Directions: Extract every line below that contains the word "voordeelen".

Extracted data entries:
-- BEGIN --

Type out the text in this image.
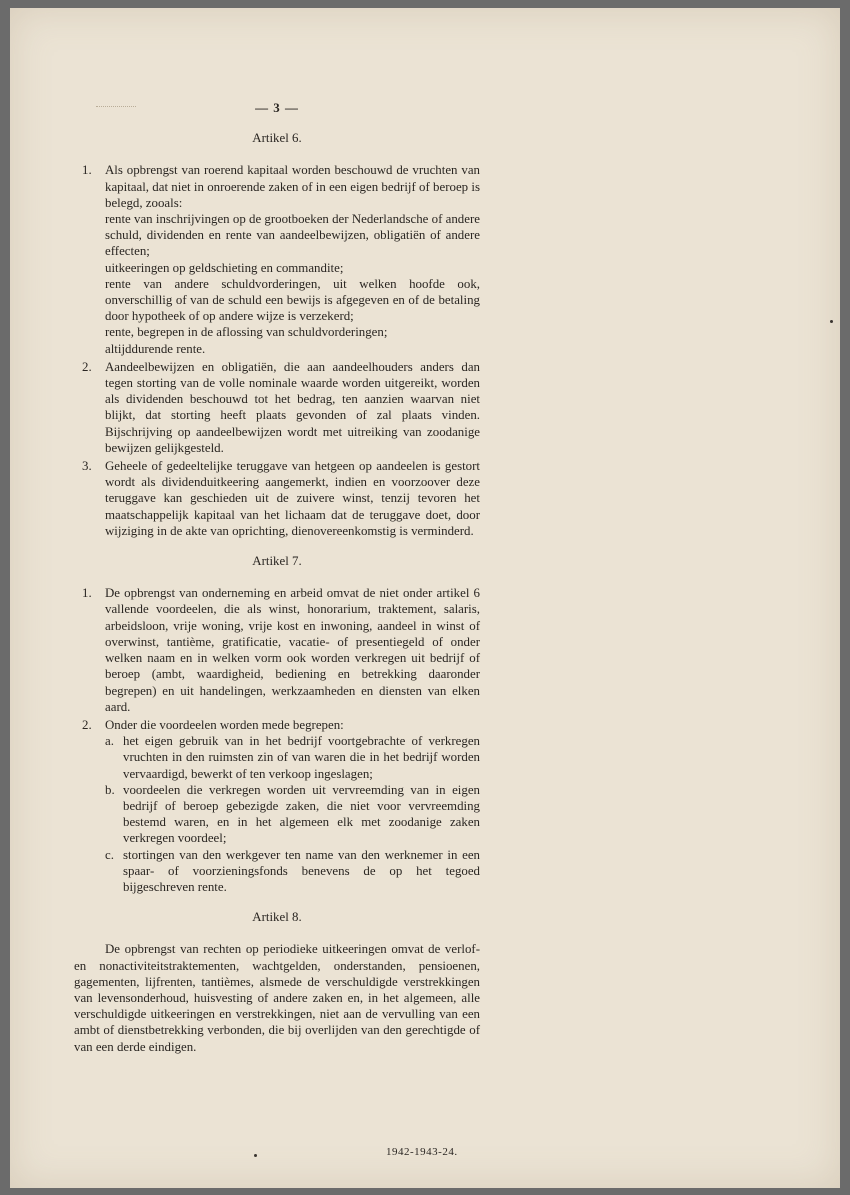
— 3 —

Artikel 6.

1. Als opbrengst van roerend kapitaal worden beschouwd de vruchten van kapitaal, dat niet in onroerende zaken of in een eigen bedrijf of beroep is belegd, zooals:

rente van inschrijvingen op de grootboeken der Nederlandsche of andere schuld, dividenden en rente van aandeelbewijzen, obligatiën of andere effecten;

uitkeeringen op geldschieting en commandite;

rente van andere schuldvorderingen, uit welken hoofde ook, onverschillig of van de schuld een bewijs is afgegeven en of de betaling door hypotheek of op andere wijze is verzekerd;

rente, begrepen in de aflossing van schuldvorderingen;

altijddurende rente.

2. Aandeelbewijzen en obligatiën, die aan aandeelhouders anders dan tegen storting van de volle nominale waarde worden uitgereikt, worden als dividenden beschouwd tot het bedrag, ten aanzien waarvan niet blijkt, dat storting heeft plaats gevonden of zal plaats vinden. Bijschrijving op aandeelbewijzen wordt met uitreiking van zoodanige bewijzen gelijkgesteld.

3. Geheele of gedeeltelijke teruggave van hetgeen op aandeelen is gestort wordt als dividenduitkeering aangemerkt, indien en voorzoover deze teruggave kan geschieden uit de zuivere winst, tenzij tevoren het maatschappelijk kapitaal van het lichaam dat de teruggave doet, door wijziging in de akte van oprichting, dienovereenkomstig is verminderd.

Artikel 7.

1. De opbrengst van onderneming en arbeid omvat de niet onder artikel 6 vallende voordeelen, die als winst, honorarium, traktement, salaris, arbeidsloon, vrije woning, vrije kost en inwoning, aandeel in winst of overwinst, tantième, gratificatie, vacatie- of presentiegeld of onder welken naam en in welken vorm ook worden verkregen uit bedrijf of beroep (ambt, waardigheid, bediening en betrekking daaronder begrepen) en uit handelingen, werkzaamheden en diensten van elken aard.

2. Onder die voordeelen worden mede begrepen:

a. het eigen gebruik van in het bedrijf voortgebrachte of verkregen vruchten in den ruimsten zin of van waren die in het bedrijf worden vervaardigd, bewerkt of ten verkoop ingeslagen;

b. voordeelen die verkregen worden uit vervreemding van in eigen bedrijf of beroep gebezigde zaken, die niet voor vervreemding bestemd waren, en in het algemeen elk met zoodanige zaken verkregen voordeel;

c. stortingen van den werkgever ten name van den werknemer in een spaar- of voorzieningsfonds benevens de op het tegoed bijgeschreven rente.

Artikel 8.

De opbrengst van rechten op periodieke uitkeeringen omvat de verlof- en nonactiviteitstraktementen, wachtgelden, onderstanden, pensioenen, gagementen, lijfrenten, tantièmes, alsmede de verschuldigde verstrekkingen van levensonderhoud, huisvesting of andere zaken en, in het algemeen, alle verschuldigde uitkeeringen en verstrekkingen, niet aan de vervulling van een ambt of dienstbetrekking verbonden, die bij overlijden van den gerechtigde of van een derde eindigen.

1942-1943-24.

-- END --

Solution for this problem:
1. De opbrengst van onderneming en arbeid omvat de niet onder artikel 6 vallende voordeelen, die als winst, honorarium, traktement, salaris, arbeidsloon, vrije woning, vrije kost en inwoning, aandeel in winst of overwinst, tantième, gratificatie, vacatie- of presentiegeld of onder welken naam en in welken vorm ook worden verkregen uit bedrijf of beroep (ambt, waardigheid, bediening en betrekking daaronder begrepen) en uit handelingen, werkzaamheden en diensten van elken aard.
2. Onder die voordeelen worden mede begrepen:
b. voordeelen die verkregen worden uit vervreemding van in eigen bedrijf of beroep gebezigde zaken, die niet voor vervreemding bestemd waren, en in het algemeen elk met zoodanige zaken verkregen voordeel;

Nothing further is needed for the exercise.